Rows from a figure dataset
------------------------------------------------------------

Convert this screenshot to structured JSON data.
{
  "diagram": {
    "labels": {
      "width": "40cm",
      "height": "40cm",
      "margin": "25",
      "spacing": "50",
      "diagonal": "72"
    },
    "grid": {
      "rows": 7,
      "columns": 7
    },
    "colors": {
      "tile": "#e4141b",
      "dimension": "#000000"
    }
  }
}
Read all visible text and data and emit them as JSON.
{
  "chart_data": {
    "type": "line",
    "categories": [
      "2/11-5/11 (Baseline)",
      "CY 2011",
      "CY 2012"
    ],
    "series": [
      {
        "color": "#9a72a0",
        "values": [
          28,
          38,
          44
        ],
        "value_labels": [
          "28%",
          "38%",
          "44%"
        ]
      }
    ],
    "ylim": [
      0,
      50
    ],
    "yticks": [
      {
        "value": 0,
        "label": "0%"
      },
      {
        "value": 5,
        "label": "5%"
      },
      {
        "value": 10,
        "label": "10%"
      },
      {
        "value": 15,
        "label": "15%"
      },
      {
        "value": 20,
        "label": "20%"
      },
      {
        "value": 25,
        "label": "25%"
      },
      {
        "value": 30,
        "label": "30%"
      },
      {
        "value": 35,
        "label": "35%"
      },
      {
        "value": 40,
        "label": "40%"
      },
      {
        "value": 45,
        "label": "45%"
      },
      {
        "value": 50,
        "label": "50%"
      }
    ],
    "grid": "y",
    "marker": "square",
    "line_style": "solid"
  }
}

------------------------------------------------------------

Problem to work on
Print all the data exactly.

Answer to the task
Convert this screenshot to structured JSON data.
{
  "diagram": {
    "labels": {
      "width": "40cm",
      "height": "40cm",
      "margin": "25",
      "spacing": "50",
      "diagonal": "72"
    },
    "grid": {
      "rows": 7,
      "columns": 7
    },
    "colors": {
      "tile": "#e4141b",
      "dimension": "#000000"
    }
  }
}
Read all visible text and data and emit them as JSON.
{
  "chart_data": {
    "type": "line",
    "categories": [
      "2/11-5/11 (Baseline)",
      "CY 2011",
      "CY 2012"
    ],
    "series": [
      {
        "color": "#9a72a0",
        "values": [
          28,
          38,
          44
        ],
        "value_labels": [
          "28%",
          "38%",
          "44%"
        ]
      }
    ],
    "ylim": [
      0,
      50
    ],
    "yticks": [
      {
        "value": 0,
        "label": "0%"
      },
      {
        "value": 5,
        "label": "5%"
      },
      {
        "value": 10,
        "label": "10%"
      },
      {
        "value": 15,
        "label": "15%"
      },
      {
        "value": 20,
        "label": "20%"
      },
      {
        "value": 25,
        "label": "25%"
      },
      {
        "value": 30,
        "label": "30%"
      },
      {
        "value": 35,
        "label": "35%"
      },
      {
        "value": 40,
        "label": "40%"
      },
      {
        "value": 45,
        "label": "45%"
      },
      {
        "value": 50,
        "label": "50%"
      }
    ],
    "grid": "y",
    "marker": "square",
    "line_style": "solid"
  }
}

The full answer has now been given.